_Text block:_
Path: utzoo!attcan!uunet!mcvax!cernvax!ethz!marti
From: marti@ethz.UUCP (Robert Marti)
Newsgroups: comp.databases
Subject: Re: A few words on the "normalization"
Message-ID: <1737@ethz.UUCP>
Date: 10 Aug 89 07:28:26 GMT
References: <1707@ethz.UUCP> <36270009@hpindwa.HP.COM>
Organization: ETH Zuerich
Lines: 40

In article <36270009@hpindwa.HP.COM>, donovan@hpindwa.HP.COM (Donovan Hsieh)
writes as contribution to our ongoing (never-ending :-) discussion:
> In theory, the suggested way to design a fully normalized relational database
> scheme is as follows: [ ... ]
> But in reality, the difficulties are :
> 	1. You'll probably never be able to prove that you have obtained
> 	   all possible FDs & MVDs for the real world enterprise except for
> 	   those toy databases. [ ... ]
I agree.  Absolutely.  I never claimed anything else in my previous
postings.  The point I was trying to make was:  If a designer is not
aware of certain relationships (dependencies) between different data
items, or if the designer is mistaken about the kind of relationship
between data items (i.e one-to-many instead of many-to-many, or FD
instead of MVD), you will end up with incorrect models of the world
no matter what design methodology you use.

> 	3. [ ... ] the net result of a mechanical normalization process does
>          not always produce the most efficient schema for real world queries.
Again I agree.  I might even go further and claim that it hardly ever
produces the most efficient schema.

_Tasks to perform:_
- A) Answer these about the newsgroup post, one line each:
(i) What organization does the header list for the poster?
(ii) What two mistakes about the kind of relationship between data items does the poster give as examples?
(iii) In the quoted third difficulty, what does a mechanical normalization process not always produce?
- B) Reproduce the newsgroup post word for word, starting with "Message-ID: <1737@ethz.UUCP>" and going on through "donovan@hpindwa.HP.COM (Donovan Hsieh)".

_Data segment:_
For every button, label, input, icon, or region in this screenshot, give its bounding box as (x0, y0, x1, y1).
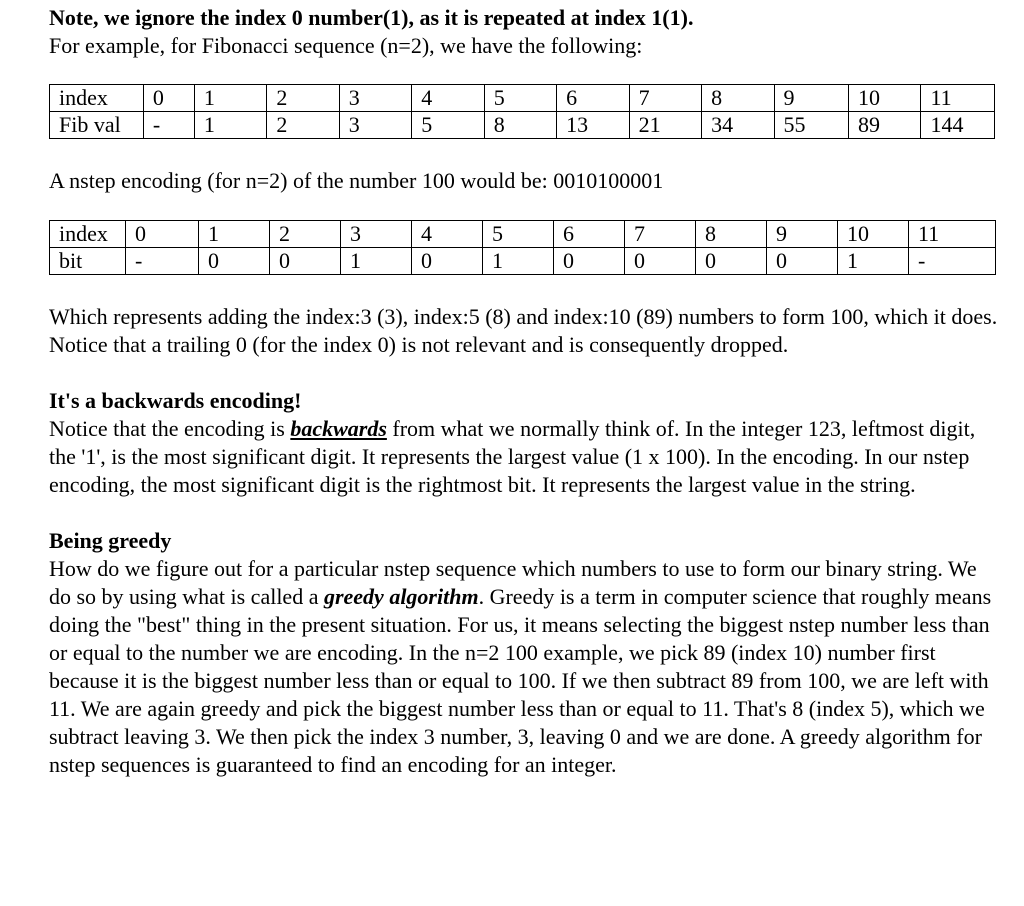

_Final results:_
- A)
(i) ETH Zuerich
(ii) One-to-many instead of many-to-many, or FD instead of MVD
(iii) The most efficient schema for real world queries

- B)
Message-ID: <1737@ethz.UUCP>
Date: 10 Aug 89 07:28:26 GMT
References: <1707@ethz.UUCP> <36270009@hpindwa.HP.COM>
Organization: ETH Zuerich
Lines: 40

In article <36270009@hpindwa.HP.COM>, donovan@hpindwa.HP.COM (Donovan Hsieh)